PROVIDED ENTRIES
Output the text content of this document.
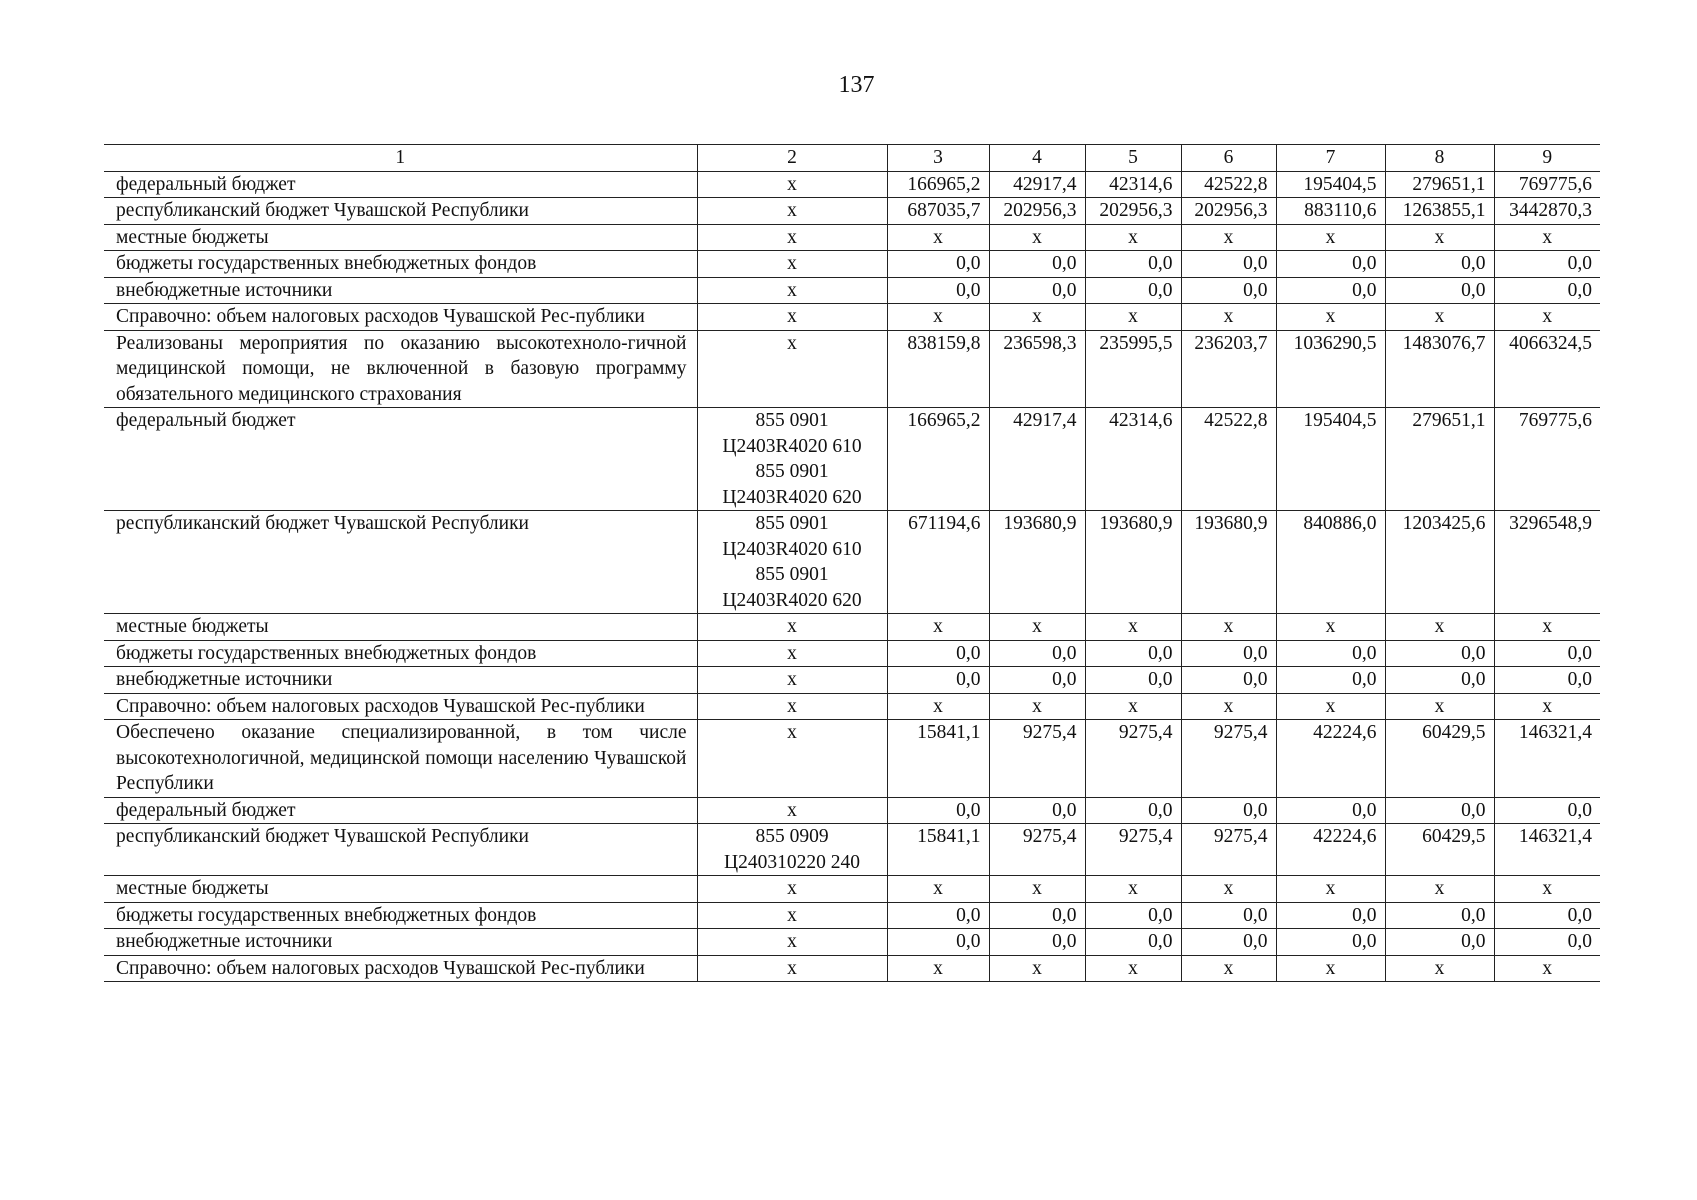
137
1	2	3	4	5	6	7	8	9
федеральный бюджет	x	166965,2	42917,4	42314,6	42522,8	195404,5	279651,1	769775,6
республиканский бюджет Чувашской Республики	x	687035,7	202956,3	202956,3	202956,3	883110,6	1263855,1	3442870,3
местные бюджеты	x	x	x	x	x	x	x	x
бюджеты государственных внебюджетных фондов	x	0,0	0,0	0,0	0,0	0,0	0,0	0,0
внебюджетные источники	x	0,0	0,0	0,0	0,0	0,0	0,0	0,0
Справочно: объем налоговых расходов Чувашской Рес-публики	x	x	x	x	x	x	x	x
Реализованы мероприятия по оказанию высокотехноло-гичной медицинской помощи, не включенной в базовую программу обязательного медицинского страхования	x	838159,8	236598,3	235995,5	236203,7	1036290,5	1483076,7	4066324,5
федеральный бюджет	855 0901
Ц2403R4020 610
855 0901
Ц2403R4020 620	166965,2	42917,4	42314,6	42522,8	195404,5	279651,1	769775,6
республиканский бюджет Чувашской Республики	855 0901
Ц2403R4020 610
855 0901
Ц2403R4020 620	671194,6	193680,9	193680,9	193680,9	840886,0	1203425,6	3296548,9
местные бюджеты	x	x	x	x	x	x	x	x
бюджеты государственных внебюджетных фондов	x	0,0	0,0	0,0	0,0	0,0	0,0	0,0
внебюджетные источники	x	0,0	0,0	0,0	0,0	0,0	0,0	0,0
Справочно: объем налоговых расходов Чувашской Рес-публики	x	x	x	x	x	x	x	x
Обеспечено оказание специализированной, в том числе высокотехнологичной, медицинской помощи населению Чувашской Республики	x	15841,1	9275,4	9275,4	9275,4	42224,6	60429,5	146321,4
федеральный бюджет	x	0,0	0,0	0,0	0,0	0,0	0,0	0,0
республиканский бюджет Чувашской Республики	855 0909
Ц240310220 240	15841,1	9275,4	9275,4	9275,4	42224,6	60429,5	146321,4
местные бюджеты	x	x	x	x	x	x	x	x
бюджеты государственных внебюджетных фондов	x	0,0	0,0	0,0	0,0	0,0	0,0	0,0
внебюджетные источники	x	0,0	0,0	0,0	0,0	0,0	0,0	0,0
Справочно: объем налоговых расходов Чувашской Рес-публики	x	x	x	x	x	x	x	x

WHAT TO WORK ON
Take the records above and transcribe them exactly, dropping every picture.

CORRECT ANSWER
Output the text content of this document.
137
1	2	3	4	5	6	7	8	9
федеральный бюджет	x	166965,2	42917,4	42314,6	42522,8	195404,5	279651,1	769775,6
республиканский бюджет Чувашской Республики	x	687035,7	202956,3	202956,3	202956,3	883110,6	1263855,1	3442870,3
местные бюджеты	x	x	x	x	x	x	x	x
бюджеты государственных внебюджетных фондов	x	0,0	0,0	0,0	0,0	0,0	0,0	0,0
внебюджетные источники	x	0,0	0,0	0,0	0,0	0,0	0,0	0,0
Справочно: объем налоговых расходов Чувашской Рес-публики	x	x	x	x	x	x	x	x
Реализованы мероприятия по оказанию высокотехноло-гичной медицинской помощи, не включенной в базовую программу обязательного медицинского страхования	x	838159,8	236598,3	235995,5	236203,7	1036290,5	1483076,7	4066324,5
федеральный бюджет	855 0901
Ц2403R4020 610
855 0901
Ц2403R4020 620	166965,2	42917,4	42314,6	42522,8	195404,5	279651,1	769775,6
республиканский бюджет Чувашской Республики	855 0901
Ц2403R4020 610
855 0901
Ц2403R4020 620	671194,6	193680,9	193680,9	193680,9	840886,0	1203425,6	3296548,9
местные бюджеты	x	x	x	x	x	x	x	x
бюджеты государственных внебюджетных фондов	x	0,0	0,0	0,0	0,0	0,0	0,0	0,0
внебюджетные источники	x	0,0	0,0	0,0	0,0	0,0	0,0	0,0
Справочно: объем налоговых расходов Чувашской Рес-публики	x	x	x	x	x	x	x	x
Обеспечено оказание специализированной, в том числе высокотехнологичной, медицинской помощи населению Чувашской Республики	x	15841,1	9275,4	9275,4	9275,4	42224,6	60429,5	146321,4
федеральный бюджет	x	0,0	0,0	0,0	0,0	0,0	0,0	0,0
республиканский бюджет Чувашской Республики	855 0909
Ц240310220 240	15841,1	9275,4	9275,4	9275,4	42224,6	60429,5	146321,4
местные бюджеты	x	x	x	x	x	x	x	x
бюджеты государственных внебюджетных фондов	x	0,0	0,0	0,0	0,0	0,0	0,0	0,0
внебюджетные источники	x	0,0	0,0	0,0	0,0	0,0	0,0	0,0
Справочно: объем налоговых расходов Чувашской Рес-публики	x	x	x	x	x	x	x	x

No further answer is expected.